[Data items]
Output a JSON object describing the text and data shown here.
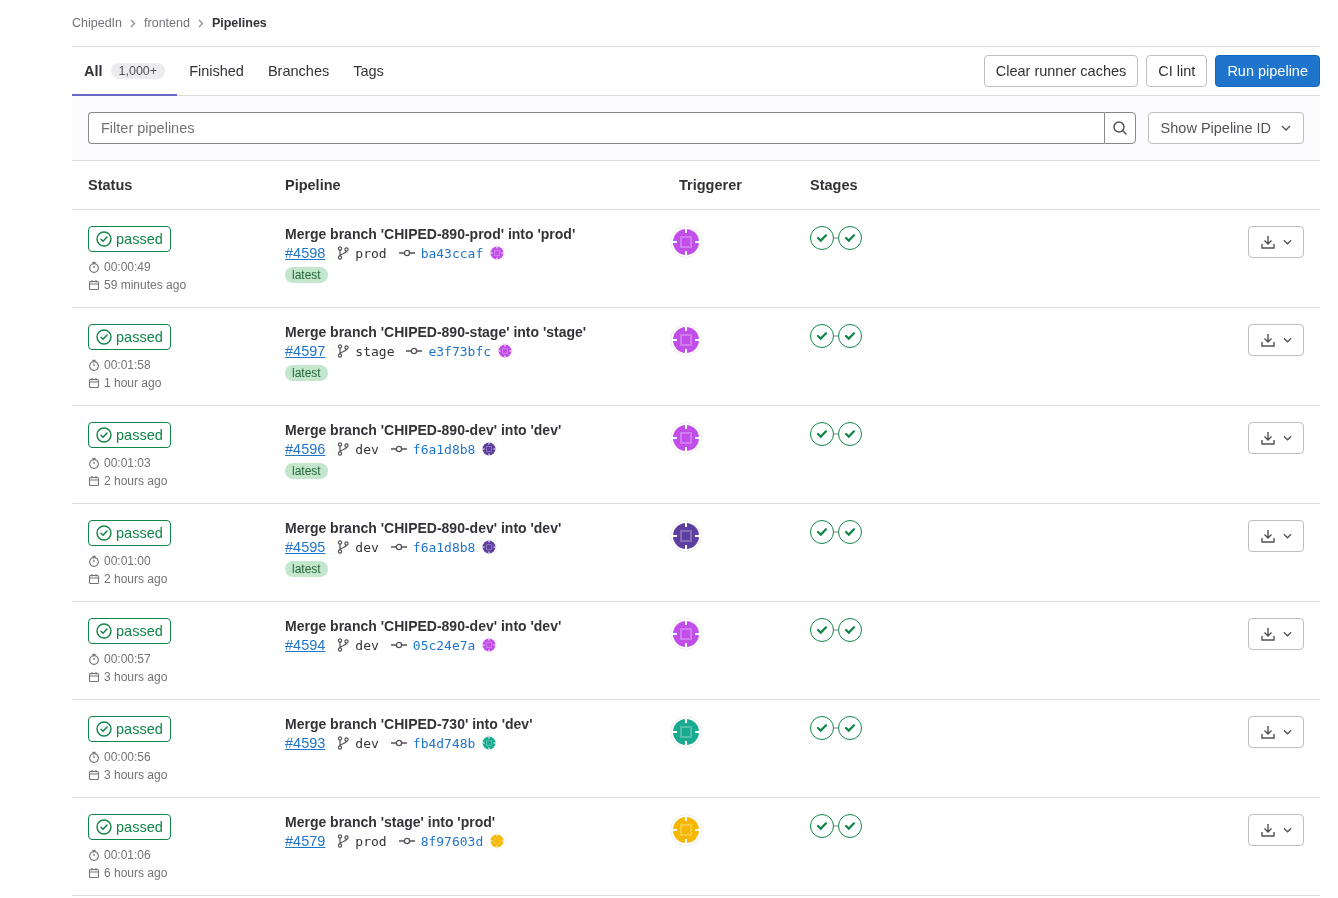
{
  "breadcrumbs": [
    {
      "label": "ChipedIn",
      "current": false
    },
    {
      "label": "frontend",
      "current": false
    },
    {
      "label": "Pipelines",
      "current": true
    }
  ],
  "tabs": [
    {
      "label": "All",
      "count": "1,000+",
      "selected": true
    },
    {
      "label": "Finished",
      "selected": false
    },
    {
      "label": "Branches",
      "selected": false
    },
    {
      "label": "Tags",
      "selected": false
    }
  ],
  "actions": [
    {
      "label": "Clear runner caches",
      "kind": "secondary"
    },
    {
      "label": "CI lint",
      "kind": "secondary"
    },
    {
      "label": "Run pipeline",
      "kind": "primary"
    }
  ],
  "filter": {
    "placeholder": "Filter pipelines",
    "dropdown": "Show Pipeline ID"
  },
  "table": {
    "columns": [
      "Status",
      "Pipeline",
      "Triggerer",
      "Stages"
    ],
    "rows": [
      {
        "status": "passed",
        "duration": "00:00:49",
        "finished": "59 minutes ago",
        "title": "Merge branch 'CHIPED-890-prod' into 'prod'",
        "id": "#4598",
        "branch": "prod",
        "commit": "ba43ccaf",
        "badge": "latest",
        "triggerer": {
          "color": "#c14ee8"
        },
        "commit_author": {
          "color": "#c14ee8"
        },
        "stages": [
          {
            "passed": true
          },
          {
            "passed": true
          }
        ]
      },
      {
        "status": "passed",
        "duration": "00:01:58",
        "finished": "1 hour ago",
        "title": "Merge branch 'CHIPED-890-stage' into 'stage'",
        "id": "#4597",
        "branch": "stage",
        "commit": "e3f73bfc",
        "badge": "latest",
        "triggerer": {
          "color": "#c14ee8"
        },
        "commit_author": {
          "color": "#c14ee8"
        },
        "stages": [
          {
            "passed": true
          },
          {
            "passed": true
          }
        ]
      },
      {
        "status": "passed",
        "duration": "00:01:03",
        "finished": "2 hours ago",
        "title": "Merge branch 'CHIPED-890-dev' into 'dev'",
        "id": "#4596",
        "branch": "dev",
        "commit": "f6a1d8b8",
        "badge": "latest",
        "triggerer": {
          "color": "#c14ee8"
        },
        "commit_author": {
          "color": "#5c3f9e"
        },
        "stages": [
          {
            "passed": true
          },
          {
            "passed": true
          }
        ]
      },
      {
        "status": "passed",
        "duration": "00:01:00",
        "finished": "2 hours ago",
        "title": "Merge branch 'CHIPED-890-dev' into 'dev'",
        "id": "#4595",
        "branch": "dev",
        "commit": "f6a1d8b8",
        "badge": "latest",
        "triggerer": {
          "color": "#5c3f9e"
        },
        "commit_author": {
          "color": "#5c3f9e"
        },
        "stages": [
          {
            "passed": true
          },
          {
            "passed": true
          }
        ]
      },
      {
        "status": "passed",
        "duration": "00:00:57",
        "finished": "3 hours ago",
        "title": "Merge branch 'CHIPED-890-dev' into 'dev'",
        "id": "#4594",
        "branch": "dev",
        "commit": "05c24e7a",
        "triggerer": {
          "color": "#c14ee8"
        },
        "commit_author": {
          "color": "#c14ee8"
        },
        "stages": [
          {
            "passed": true
          },
          {
            "passed": true
          }
        ]
      },
      {
        "status": "passed",
        "duration": "00:00:56",
        "finished": "3 hours ago",
        "title": "Merge branch 'CHIPED-730' into 'dev'",
        "id": "#4593",
        "branch": "dev",
        "commit": "fb4d748b",
        "triggerer": {
          "color": "#1aaa8f"
        },
        "commit_author": {
          "color": "#1aaa8f"
        },
        "stages": [
          {
            "passed": true
          },
          {
            "passed": true
          }
        ]
      },
      {
        "status": "passed",
        "duration": "00:01:06",
        "finished": "6 hours ago",
        "title": "Merge branch 'stage' into 'prod'",
        "id": "#4579",
        "branch": "prod",
        "commit": "8f97603d",
        "triggerer": {
          "color": "#f5b700"
        },
        "commit_author": {
          "color": "#f5b700"
        },
        "stages": [
          {
            "passed": true
          },
          {
            "passed": true
          }
        ]
      }
    ]
  }
}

> _DIRECTION_: Do not include the images; transcribe the rest of the listing exactly.

> _SOLUTION TO THE EXERCISE_:
Output a JSON object describing the text and data shown here.
{
  "breadcrumbs": [
    {
      "label": "ChipedIn",
      "current": false
    },
    {
      "label": "frontend",
      "current": false
    },
    {
      "label": "Pipelines",
      "current": true
    }
  ],
  "tabs": [
    {
      "label": "All",
      "count": "1,000+",
      "selected": true
    },
    {
      "label": "Finished",
      "selected": false
    },
    {
      "label": "Branches",
      "selected": false
    },
    {
      "label": "Tags",
      "selected": false
    }
  ],
  "actions": [
    {
      "label": "Clear runner caches",
      "kind": "secondary"
    },
    {
      "label": "CI lint",
      "kind": "secondary"
    },
    {
      "label": "Run pipeline",
      "kind": "primary"
    }
  ],
  "filter": {
    "placeholder": "Filter pipelines",
    "dropdown": "Show Pipeline ID"
  },
  "table": {
    "columns": [
      "Status",
      "Pipeline",
      "Triggerer",
      "Stages"
    ],
    "rows": [
      {
        "status": "passed",
        "duration": "00:00:49",
        "finished": "59 minutes ago",
        "title": "Merge branch 'CHIPED-890-prod' into 'prod'",
        "id": "#4598",
        "branch": "prod",
        "commit": "ba43ccaf",
        "badge": "latest",
        "triggerer": {
          "color": "#c14ee8"
        },
        "commit_author": {
          "color": "#c14ee8"
        },
        "stages": [
          {
            "passed": true
          },
          {
            "passed": true
          }
        ]
      },
      {
        "status": "passed",
        "duration": "00:01:58",
        "finished": "1 hour ago",
        "title": "Merge branch 'CHIPED-890-stage' into 'stage'",
        "id": "#4597",
        "branch": "stage",
        "commit": "e3f73bfc",
        "badge": "latest",
        "triggerer": {
          "color": "#c14ee8"
        },
        "commit_author": {
          "color": "#c14ee8"
        },
        "stages": [
          {
            "passed": true
          },
          {
            "passed": true
          }
        ]
      },
      {
        "status": "passed",
        "duration": "00:01:03",
        "finished": "2 hours ago",
        "title": "Merge branch 'CHIPED-890-dev' into 'dev'",
        "id": "#4596",
        "branch": "dev",
        "commit": "f6a1d8b8",
        "badge": "latest",
        "triggerer": {
          "color": "#c14ee8"
        },
        "commit_author": {
          "color": "#5c3f9e"
        },
        "stages": [
          {
            "passed": true
          },
          {
            "passed": true
          }
        ]
      },
      {
        "status": "passed",
        "duration": "00:01:00",
        "finished": "2 hours ago",
        "title": "Merge branch 'CHIPED-890-dev' into 'dev'",
        "id": "#4595",
        "branch": "dev",
        "commit": "f6a1d8b8",
        "badge": "latest",
        "triggerer": {
          "color": "#5c3f9e"
        },
        "commit_author": {
          "color": "#5c3f9e"
        },
        "stages": [
          {
            "passed": true
          },
          {
            "passed": true
          }
        ]
      },
      {
        "status": "passed",
        "duration": "00:00:57",
        "finished": "3 hours ago",
        "title": "Merge branch 'CHIPED-890-dev' into 'dev'",
        "id": "#4594",
        "branch": "dev",
        "commit": "05c24e7a",
        "triggerer": {
          "color": "#c14ee8"
        },
        "commit_author": {
          "color": "#c14ee8"
        },
        "stages": [
          {
            "passed": true
          },
          {
            "passed": true
          }
        ]
      },
      {
        "status": "passed",
        "duration": "00:00:56",
        "finished": "3 hours ago",
        "title": "Merge branch 'CHIPED-730' into 'dev'",
        "id": "#4593",
        "branch": "dev",
        "commit": "fb4d748b",
        "triggerer": {
          "color": "#1aaa8f"
        },
        "commit_author": {
          "color": "#1aaa8f"
        },
        "stages": [
          {
            "passed": true
          },
          {
            "passed": true
          }
        ]
      },
      {
        "status": "passed",
        "duration": "00:01:06",
        "finished": "6 hours ago",
        "title": "Merge branch 'stage' into 'prod'",
        "id": "#4579",
        "branch": "prod",
        "commit": "8f97603d",
        "triggerer": {
          "color": "#f5b700"
        },
        "commit_author": {
          "color": "#f5b700"
        },
        "stages": [
          {
            "passed": true
          },
          {
            "passed": true
          }
        ]
      }
    ]
  }
}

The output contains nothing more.